| Exercise goal |
Gather all lines from the material that contain "text".

| Source records |
○ ○ ○ ○ ○

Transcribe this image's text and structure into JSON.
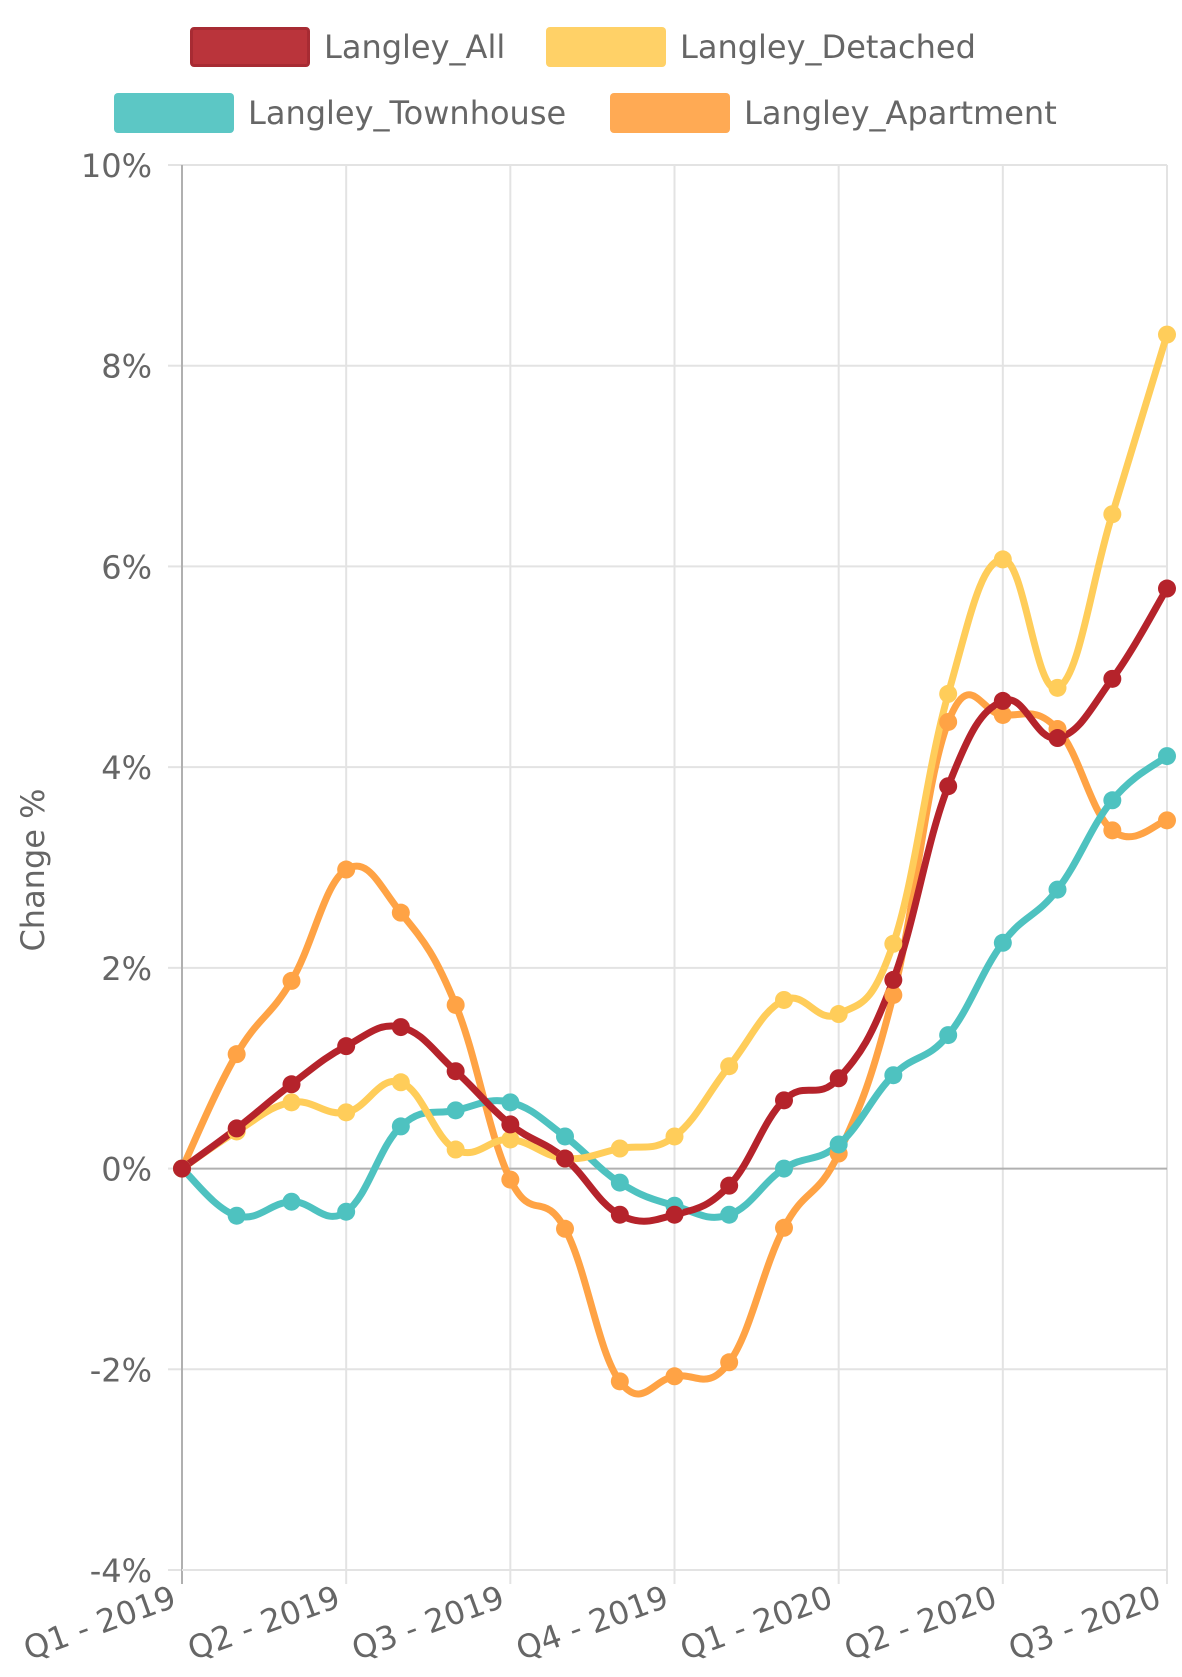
{
  "colors": {
    "langley_all": "#b5232b",
    "langley_detached": "#ffcd5a",
    "langley_townhouse": "#4ec2c0",
    "langley_apartment": "#ffa345",
    "grid": "#e3e3e3",
    "axis": "#b0b0b0",
    "text": "#666666"
  },
  "legend": {
    "items": [
      {
        "key": "langley_all",
        "label": "Langley_All"
      },
      {
        "key": "langley_detached",
        "label": "Langley_Detached"
      },
      {
        "key": "langley_townhouse",
        "label": "Langley_Townhouse"
      },
      {
        "key": "langley_apartment",
        "label": "Langley_Apartment"
      }
    ]
  },
  "chart_data": {
    "type": "line",
    "title": "",
    "xlabel": "",
    "ylabel": "Change %",
    "ylim": [
      -4,
      10
    ],
    "y_ticks": [
      -4,
      -2,
      0,
      2,
      4,
      6,
      8,
      10
    ],
    "y_tick_labels": [
      "-4%",
      "-2%",
      "0%",
      "2%",
      "4%",
      "6%",
      "8%",
      "10%"
    ],
    "x": [
      0,
      0.333,
      0.667,
      1,
      1.333,
      1.667,
      2,
      2.333,
      2.667,
      3,
      3.333,
      3.667,
      4,
      4.333,
      4.667,
      5,
      5.333,
      5.667,
      6
    ],
    "x_ticks": [
      0,
      1,
      2,
      3,
      4,
      5,
      6
    ],
    "x_tick_labels": [
      "Q1 - 2019",
      "Q2 - 2019",
      "Q3 - 2019",
      "Q4 - 2019",
      "Q1 - 2020",
      "Q2 - 2020",
      "Q3 - 2020"
    ],
    "grid": true,
    "legend_position": "top",
    "series": [
      {
        "name": "Langley_Apartment",
        "key": "langley_apartment",
        "values": [
          0,
          1.14,
          1.87,
          2.98,
          2.55,
          1.63,
          -0.11,
          -0.6,
          -2.12,
          -2.07,
          -1.93,
          -0.59,
          0.15,
          1.73,
          4.45,
          4.52,
          4.38,
          3.37,
          3.47
        ]
      },
      {
        "name": "Langley_Townhouse",
        "key": "langley_townhouse",
        "values": [
          0,
          -0.47,
          -0.33,
          -0.43,
          0.42,
          0.58,
          0.66,
          0.32,
          -0.14,
          -0.37,
          -0.46,
          0,
          0.24,
          0.93,
          1.33,
          2.25,
          2.78,
          3.67,
          4.11
        ]
      },
      {
        "name": "Langley_Detached",
        "key": "langley_detached",
        "values": [
          0,
          0.37,
          0.66,
          0.56,
          0.86,
          0.19,
          0.29,
          0.1,
          0.2,
          0.32,
          1.02,
          1.68,
          1.54,
          2.24,
          4.73,
          6.07,
          4.79,
          6.52,
          8.31
        ]
      },
      {
        "name": "Langley_All",
        "key": "langley_all",
        "values": [
          0,
          0.4,
          0.84,
          1.22,
          1.41,
          0.97,
          0.44,
          0.1,
          -0.46,
          -0.46,
          -0.17,
          0.68,
          0.9,
          1.88,
          3.81,
          4.66,
          4.29,
          4.88,
          5.78
        ]
      }
    ]
  }
}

○ ○ ○ ○ ○

| Solution for this exercise |
Transcribe this image's text and structure into JSON.
    "text": "#666666"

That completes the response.